◆ Work instructions ◆
Write out every line of the material exactly as it appears.

◆ Raw data ◆
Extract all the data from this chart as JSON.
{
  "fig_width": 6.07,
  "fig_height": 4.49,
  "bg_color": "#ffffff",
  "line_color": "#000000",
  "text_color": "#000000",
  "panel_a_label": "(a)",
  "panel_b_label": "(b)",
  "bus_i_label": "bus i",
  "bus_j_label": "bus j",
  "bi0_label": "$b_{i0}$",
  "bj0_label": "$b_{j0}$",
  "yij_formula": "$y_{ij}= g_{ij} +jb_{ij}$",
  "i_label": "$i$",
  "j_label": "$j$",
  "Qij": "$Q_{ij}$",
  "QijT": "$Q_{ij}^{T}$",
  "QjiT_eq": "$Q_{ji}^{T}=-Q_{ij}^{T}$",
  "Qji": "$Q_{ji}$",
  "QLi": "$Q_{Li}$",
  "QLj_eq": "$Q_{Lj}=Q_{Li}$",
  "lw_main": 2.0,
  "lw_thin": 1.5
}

◆ Solution to this problem ◆
Extract all the data from this chart as JSON.
{
  "fig_width": 6.07,
  "fig_height": 4.49,
  "bg_color": "#ffffff",
  "line_color": "#000000",
  "text_color": "#000000",
  "panel_a_label": "(a)",
  "panel_b_label": "(b)",
  "bus_i_label": "bus i",
  "bus_j_label": "bus j",
  "bi0_label": "$b_{i0}$",
  "bj0_label": "$b_{j0}$",
  "yij_formula": "$y_{ij}= g_{ij} +jb_{ij}$",
  "i_label": "$i$",
  "j_label": "$j$",
  "Qij": "$Q_{ij}$",
  "QijT": "$Q_{ij}^{T}$",
  "QjiT_eq": "$Q_{ji}^{T}=-Q_{ij}^{T}$",
  "Qji": "$Q_{ji}$",
  "QLi": "$Q_{Li}$",
  "QLj_eq": "$Q_{Lj}=Q_{Li}$",
  "lw_main": 2.0,
  "lw_thin": 1.5
}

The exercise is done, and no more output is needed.